What you have to do –
How many of the lines that follow contain the word "level"? Give only the number.

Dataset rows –
○ ○ ○ ○ ○

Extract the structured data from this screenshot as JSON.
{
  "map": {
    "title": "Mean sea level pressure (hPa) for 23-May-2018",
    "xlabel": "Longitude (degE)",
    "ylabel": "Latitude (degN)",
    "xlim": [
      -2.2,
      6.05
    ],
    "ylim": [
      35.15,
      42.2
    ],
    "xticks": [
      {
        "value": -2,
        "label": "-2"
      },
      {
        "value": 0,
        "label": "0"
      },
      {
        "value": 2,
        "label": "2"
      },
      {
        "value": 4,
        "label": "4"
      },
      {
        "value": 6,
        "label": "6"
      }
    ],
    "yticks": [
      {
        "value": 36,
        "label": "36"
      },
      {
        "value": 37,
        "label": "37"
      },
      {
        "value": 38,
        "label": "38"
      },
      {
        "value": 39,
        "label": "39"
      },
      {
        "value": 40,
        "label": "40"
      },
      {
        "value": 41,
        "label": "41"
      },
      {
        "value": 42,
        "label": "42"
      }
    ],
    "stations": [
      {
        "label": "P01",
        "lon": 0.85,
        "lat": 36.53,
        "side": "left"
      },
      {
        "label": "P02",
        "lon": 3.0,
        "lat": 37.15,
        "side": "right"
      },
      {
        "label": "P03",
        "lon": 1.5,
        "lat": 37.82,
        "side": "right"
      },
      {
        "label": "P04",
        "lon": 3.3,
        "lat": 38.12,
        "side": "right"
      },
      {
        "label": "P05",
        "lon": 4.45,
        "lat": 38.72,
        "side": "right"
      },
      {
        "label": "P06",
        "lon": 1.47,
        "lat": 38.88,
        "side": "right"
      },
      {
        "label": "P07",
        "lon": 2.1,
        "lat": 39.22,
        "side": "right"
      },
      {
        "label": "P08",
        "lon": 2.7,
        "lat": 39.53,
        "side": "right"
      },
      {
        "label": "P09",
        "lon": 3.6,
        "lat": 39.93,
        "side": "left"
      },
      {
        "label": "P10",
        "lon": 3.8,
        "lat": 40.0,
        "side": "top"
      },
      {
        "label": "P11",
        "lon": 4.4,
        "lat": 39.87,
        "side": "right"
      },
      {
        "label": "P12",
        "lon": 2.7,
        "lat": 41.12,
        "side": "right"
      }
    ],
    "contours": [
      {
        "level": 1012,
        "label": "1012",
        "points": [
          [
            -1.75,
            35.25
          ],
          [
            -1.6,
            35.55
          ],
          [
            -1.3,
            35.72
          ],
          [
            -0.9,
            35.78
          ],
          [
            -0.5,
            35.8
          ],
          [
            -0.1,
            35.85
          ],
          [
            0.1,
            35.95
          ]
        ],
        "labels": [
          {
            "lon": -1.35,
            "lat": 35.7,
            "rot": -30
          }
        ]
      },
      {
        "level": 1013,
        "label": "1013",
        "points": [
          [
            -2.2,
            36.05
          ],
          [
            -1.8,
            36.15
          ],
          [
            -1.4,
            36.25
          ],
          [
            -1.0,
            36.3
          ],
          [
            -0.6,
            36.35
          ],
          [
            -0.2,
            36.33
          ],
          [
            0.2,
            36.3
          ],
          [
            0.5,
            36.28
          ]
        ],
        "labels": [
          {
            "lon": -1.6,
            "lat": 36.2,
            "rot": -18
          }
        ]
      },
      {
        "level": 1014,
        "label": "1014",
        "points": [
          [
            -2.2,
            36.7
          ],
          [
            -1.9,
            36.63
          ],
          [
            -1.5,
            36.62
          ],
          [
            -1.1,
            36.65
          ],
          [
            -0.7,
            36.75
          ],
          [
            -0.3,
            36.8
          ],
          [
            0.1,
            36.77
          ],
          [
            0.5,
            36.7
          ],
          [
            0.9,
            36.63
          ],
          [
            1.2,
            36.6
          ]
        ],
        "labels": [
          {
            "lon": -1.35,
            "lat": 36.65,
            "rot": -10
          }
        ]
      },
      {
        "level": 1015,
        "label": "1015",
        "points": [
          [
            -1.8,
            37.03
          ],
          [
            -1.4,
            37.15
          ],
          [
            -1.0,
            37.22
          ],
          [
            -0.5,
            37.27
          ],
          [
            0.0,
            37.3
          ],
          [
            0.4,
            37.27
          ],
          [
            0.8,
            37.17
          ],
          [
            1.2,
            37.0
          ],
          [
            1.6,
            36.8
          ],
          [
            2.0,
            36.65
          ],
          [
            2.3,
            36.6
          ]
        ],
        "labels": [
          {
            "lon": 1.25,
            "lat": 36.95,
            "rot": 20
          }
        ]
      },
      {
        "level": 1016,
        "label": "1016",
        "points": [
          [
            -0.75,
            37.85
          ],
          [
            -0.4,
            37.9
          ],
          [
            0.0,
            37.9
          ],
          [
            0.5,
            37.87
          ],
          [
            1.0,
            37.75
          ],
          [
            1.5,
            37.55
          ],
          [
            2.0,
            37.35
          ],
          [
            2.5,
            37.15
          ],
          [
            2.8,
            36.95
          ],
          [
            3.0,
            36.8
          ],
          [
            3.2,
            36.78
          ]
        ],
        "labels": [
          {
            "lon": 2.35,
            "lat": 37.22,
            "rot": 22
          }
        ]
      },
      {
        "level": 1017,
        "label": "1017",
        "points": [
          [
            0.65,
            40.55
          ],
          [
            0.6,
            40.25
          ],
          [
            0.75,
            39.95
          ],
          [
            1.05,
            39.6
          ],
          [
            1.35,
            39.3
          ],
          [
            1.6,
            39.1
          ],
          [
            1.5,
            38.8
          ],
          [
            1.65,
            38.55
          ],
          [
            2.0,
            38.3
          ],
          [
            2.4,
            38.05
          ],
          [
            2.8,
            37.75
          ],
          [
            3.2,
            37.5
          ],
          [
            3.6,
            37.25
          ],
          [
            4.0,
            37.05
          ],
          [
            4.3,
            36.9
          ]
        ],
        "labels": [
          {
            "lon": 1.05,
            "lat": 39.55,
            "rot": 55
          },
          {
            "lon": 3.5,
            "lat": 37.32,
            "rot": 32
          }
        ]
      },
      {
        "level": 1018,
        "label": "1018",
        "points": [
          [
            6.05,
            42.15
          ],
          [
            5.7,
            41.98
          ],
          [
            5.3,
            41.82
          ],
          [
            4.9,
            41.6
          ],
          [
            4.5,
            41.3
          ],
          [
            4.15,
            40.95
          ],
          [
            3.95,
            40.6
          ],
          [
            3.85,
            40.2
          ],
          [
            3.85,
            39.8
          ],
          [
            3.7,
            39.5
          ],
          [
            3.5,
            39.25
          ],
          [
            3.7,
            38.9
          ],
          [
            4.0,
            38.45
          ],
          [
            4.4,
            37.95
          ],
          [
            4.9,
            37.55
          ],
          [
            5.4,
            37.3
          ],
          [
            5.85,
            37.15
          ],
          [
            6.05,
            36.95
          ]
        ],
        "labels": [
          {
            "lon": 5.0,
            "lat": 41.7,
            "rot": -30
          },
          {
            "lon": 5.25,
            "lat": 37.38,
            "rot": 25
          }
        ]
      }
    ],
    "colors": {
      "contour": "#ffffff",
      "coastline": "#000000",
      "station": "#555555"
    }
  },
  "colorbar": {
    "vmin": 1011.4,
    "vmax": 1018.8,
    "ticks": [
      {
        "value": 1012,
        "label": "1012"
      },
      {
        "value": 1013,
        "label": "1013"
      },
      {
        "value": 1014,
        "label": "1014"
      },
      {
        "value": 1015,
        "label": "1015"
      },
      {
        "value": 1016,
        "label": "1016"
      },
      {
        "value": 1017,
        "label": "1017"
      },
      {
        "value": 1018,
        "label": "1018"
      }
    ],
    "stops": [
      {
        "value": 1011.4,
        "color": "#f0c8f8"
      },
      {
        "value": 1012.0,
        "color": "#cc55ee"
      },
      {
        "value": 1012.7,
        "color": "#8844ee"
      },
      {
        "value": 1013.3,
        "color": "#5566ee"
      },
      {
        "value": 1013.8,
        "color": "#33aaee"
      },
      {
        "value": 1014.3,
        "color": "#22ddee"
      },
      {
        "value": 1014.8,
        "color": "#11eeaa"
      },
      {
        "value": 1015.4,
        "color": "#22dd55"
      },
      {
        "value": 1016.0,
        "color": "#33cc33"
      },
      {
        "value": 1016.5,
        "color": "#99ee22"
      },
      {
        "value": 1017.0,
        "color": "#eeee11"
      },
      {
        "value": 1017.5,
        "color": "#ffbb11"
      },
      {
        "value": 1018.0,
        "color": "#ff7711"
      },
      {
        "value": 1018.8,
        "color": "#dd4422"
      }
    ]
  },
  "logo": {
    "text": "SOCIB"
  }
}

○ ○ ○ ○ ○

Answer to this task –
8